-- Begin Input data --

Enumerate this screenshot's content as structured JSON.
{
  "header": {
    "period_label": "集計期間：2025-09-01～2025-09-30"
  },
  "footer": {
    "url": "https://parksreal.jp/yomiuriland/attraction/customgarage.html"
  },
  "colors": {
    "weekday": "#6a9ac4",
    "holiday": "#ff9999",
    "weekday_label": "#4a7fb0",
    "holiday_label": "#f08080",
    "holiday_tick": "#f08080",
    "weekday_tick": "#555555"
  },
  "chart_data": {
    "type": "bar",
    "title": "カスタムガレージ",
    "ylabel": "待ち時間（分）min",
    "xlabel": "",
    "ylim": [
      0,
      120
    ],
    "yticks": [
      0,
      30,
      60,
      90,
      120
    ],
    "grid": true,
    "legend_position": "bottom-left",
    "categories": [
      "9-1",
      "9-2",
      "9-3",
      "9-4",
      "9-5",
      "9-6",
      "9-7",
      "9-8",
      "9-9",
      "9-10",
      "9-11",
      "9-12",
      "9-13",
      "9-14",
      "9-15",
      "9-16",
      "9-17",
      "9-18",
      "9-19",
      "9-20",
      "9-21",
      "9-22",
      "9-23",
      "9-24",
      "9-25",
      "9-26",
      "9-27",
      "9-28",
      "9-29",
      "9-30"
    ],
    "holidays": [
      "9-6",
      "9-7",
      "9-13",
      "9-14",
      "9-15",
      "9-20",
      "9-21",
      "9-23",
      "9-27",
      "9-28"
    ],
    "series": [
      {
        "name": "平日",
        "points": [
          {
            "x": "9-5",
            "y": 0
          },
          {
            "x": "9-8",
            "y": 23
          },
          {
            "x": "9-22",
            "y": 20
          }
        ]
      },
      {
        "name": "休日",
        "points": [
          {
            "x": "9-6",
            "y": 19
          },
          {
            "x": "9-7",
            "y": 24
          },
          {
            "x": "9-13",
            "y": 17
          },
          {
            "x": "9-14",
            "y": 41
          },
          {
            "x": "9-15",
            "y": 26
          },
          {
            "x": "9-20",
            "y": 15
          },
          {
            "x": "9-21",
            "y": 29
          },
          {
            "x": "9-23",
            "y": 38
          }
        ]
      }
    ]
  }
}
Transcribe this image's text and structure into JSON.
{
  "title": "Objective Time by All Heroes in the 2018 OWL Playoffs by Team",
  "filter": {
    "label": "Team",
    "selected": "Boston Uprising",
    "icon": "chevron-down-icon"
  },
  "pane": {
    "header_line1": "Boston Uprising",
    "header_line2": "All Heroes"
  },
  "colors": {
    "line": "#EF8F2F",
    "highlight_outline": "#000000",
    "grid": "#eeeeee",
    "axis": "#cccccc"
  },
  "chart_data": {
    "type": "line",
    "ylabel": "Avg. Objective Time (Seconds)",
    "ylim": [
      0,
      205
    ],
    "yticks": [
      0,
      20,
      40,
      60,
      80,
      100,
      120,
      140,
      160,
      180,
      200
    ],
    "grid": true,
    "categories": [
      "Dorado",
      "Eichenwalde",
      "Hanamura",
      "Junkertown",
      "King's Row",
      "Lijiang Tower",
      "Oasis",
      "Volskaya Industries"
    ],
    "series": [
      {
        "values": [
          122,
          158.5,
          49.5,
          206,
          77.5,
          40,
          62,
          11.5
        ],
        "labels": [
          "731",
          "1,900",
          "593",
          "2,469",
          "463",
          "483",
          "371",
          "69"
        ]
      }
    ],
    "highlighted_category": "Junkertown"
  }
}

-- End Input data --

== Challenge ==
Reproduce the full set of records precisely.

== Response ==
Enumerate this screenshot's content as structured JSON.
{
  "header": {
    "period_label": "集計期間：2025-09-01～2025-09-30"
  },
  "footer": {
    "url": "https://parksreal.jp/yomiuriland/attraction/customgarage.html"
  },
  "colors": {
    "weekday": "#6a9ac4",
    "holiday": "#ff9999",
    "weekday_label": "#4a7fb0",
    "holiday_label": "#f08080",
    "holiday_tick": "#f08080",
    "weekday_tick": "#555555"
  },
  "chart_data": {
    "type": "bar",
    "title": "カスタムガレージ",
    "ylabel": "待ち時間（分）min",
    "xlabel": "",
    "ylim": [
      0,
      120
    ],
    "yticks": [
      0,
      30,
      60,
      90,
      120
    ],
    "grid": true,
    "legend_position": "bottom-left",
    "categories": [
      "9-1",
      "9-2",
      "9-3",
      "9-4",
      "9-5",
      "9-6",
      "9-7",
      "9-8",
      "9-9",
      "9-10",
      "9-11",
      "9-12",
      "9-13",
      "9-14",
      "9-15",
      "9-16",
      "9-17",
      "9-18",
      "9-19",
      "9-20",
      "9-21",
      "9-22",
      "9-23",
      "9-24",
      "9-25",
      "9-26",
      "9-27",
      "9-28",
      "9-29",
      "9-30"
    ],
    "holidays": [
      "9-6",
      "9-7",
      "9-13",
      "9-14",
      "9-15",
      "9-20",
      "9-21",
      "9-23",
      "9-27",
      "9-28"
    ],
    "series": [
      {
        "name": "平日",
        "points": [
          {
            "x": "9-5",
            "y": 0
          },
          {
            "x": "9-8",
            "y": 23
          },
          {
            "x": "9-22",
            "y": 20
          }
        ]
      },
      {
        "name": "休日",
        "points": [
          {
            "x": "9-6",
            "y": 19
          },
          {
            "x": "9-7",
            "y": 24
          },
          {
            "x": "9-13",
            "y": 17
          },
          {
            "x": "9-14",
            "y": 41
          },
          {
            "x": "9-15",
            "y": 26
          },
          {
            "x": "9-20",
            "y": 15
          },
          {
            "x": "9-21",
            "y": 29
          },
          {
            "x": "9-23",
            "y": 38
          }
        ]
      }
    ]
  }
}
Transcribe this image's text and structure into JSON.
{
  "title": "Objective Time by All Heroes in the 2018 OWL Playoffs by Team",
  "filter": {
    "label": "Team",
    "selected": "Boston Uprising",
    "icon": "chevron-down-icon"
  },
  "pane": {
    "header_line1": "Boston Uprising",
    "header_line2": "All Heroes"
  },
  "colors": {
    "line": "#EF8F2F",
    "highlight_outline": "#000000",
    "grid": "#eeeeee",
    "axis": "#cccccc"
  },
  "chart_data": {
    "type": "line",
    "ylabel": "Avg. Objective Time (Seconds)",
    "ylim": [
      0,
      205
    ],
    "yticks": [
      0,
      20,
      40,
      60,
      80,
      100,
      120,
      140,
      160,
      180,
      200
    ],
    "grid": true,
    "categories": [
      "Dorado",
      "Eichenwalde",
      "Hanamura",
      "Junkertown",
      "King's Row",
      "Lijiang Tower",
      "Oasis",
      "Volskaya Industries"
    ],
    "series": [
      {
        "values": [
          122,
          158.5,
          49.5,
          206,
          77.5,
          40,
          62,
          11.5
        ],
        "labels": [
          "731",
          "1,900",
          "593",
          "2,469",
          "463",
          "483",
          "371",
          "69"
        ]
      }
    ],
    "highlighted_category": "Junkertown"
  }
}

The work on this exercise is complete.